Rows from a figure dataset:
_ _ _ _

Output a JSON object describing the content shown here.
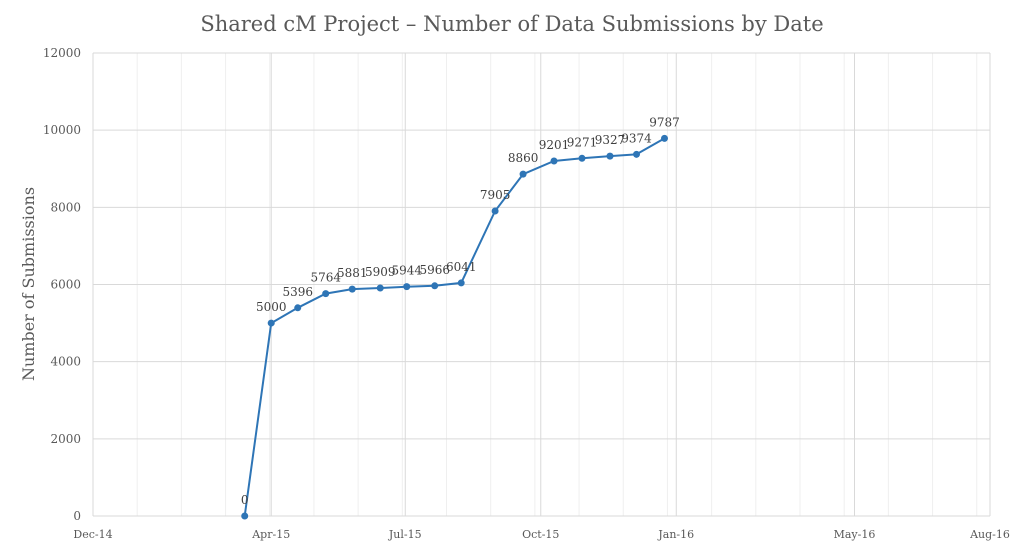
{
  "chart_data": {
    "type": "line",
    "title": "Shared cM Project – Number of Data Submissions by Date",
    "xlabel": "",
    "ylabel": "Number of Submissions",
    "ylim": [
      0,
      12000
    ],
    "yticks": [
      0,
      2000,
      4000,
      6000,
      8000,
      10000,
      12000
    ],
    "xlim": [
      "2014-12-01",
      "2016-08-01"
    ],
    "xticks": [
      {
        "date": "2014-12-01",
        "label": "Dec-14"
      },
      {
        "date": "2015-04-01",
        "label": "Apr-15"
      },
      {
        "date": "2015-07-01",
        "label": "Jul-15"
      },
      {
        "date": "2015-10-01",
        "label": "Oct-15"
      },
      {
        "date": "2016-01-01",
        "label": "Jan-16"
      },
      {
        "date": "2016-05-01",
        "label": "May-16"
      },
      {
        "date": "2016-08-01",
        "label": "Aug-16"
      }
    ],
    "grid": true,
    "color": "#2e75b6",
    "points": [
      {
        "x": "2015-03-14",
        "y": 0
      },
      {
        "x": "2015-04-01",
        "y": 5000
      },
      {
        "x": "2015-04-19",
        "y": 5396
      },
      {
        "x": "2015-05-08",
        "y": 5764
      },
      {
        "x": "2015-05-26",
        "y": 5881
      },
      {
        "x": "2015-06-14",
        "y": 5909
      },
      {
        "x": "2015-07-02",
        "y": 5944
      },
      {
        "x": "2015-07-21",
        "y": 5966
      },
      {
        "x": "2015-08-08",
        "y": 6041
      },
      {
        "x": "2015-08-31",
        "y": 7905
      },
      {
        "x": "2015-09-19",
        "y": 8860
      },
      {
        "x": "2015-10-10",
        "y": 9201
      },
      {
        "x": "2015-10-29",
        "y": 9271
      },
      {
        "x": "2015-11-17",
        "y": 9327
      },
      {
        "x": "2015-12-05",
        "y": 9374
      },
      {
        "x": "2015-12-24",
        "y": 9787
      }
    ]
  }
}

_ _ _ _

Scan the material line by line and report each one that contains "Number".

    "title": "Shared cM Project – Number of Data Submissions by Date",
    "ylabel": "Number of Submissions",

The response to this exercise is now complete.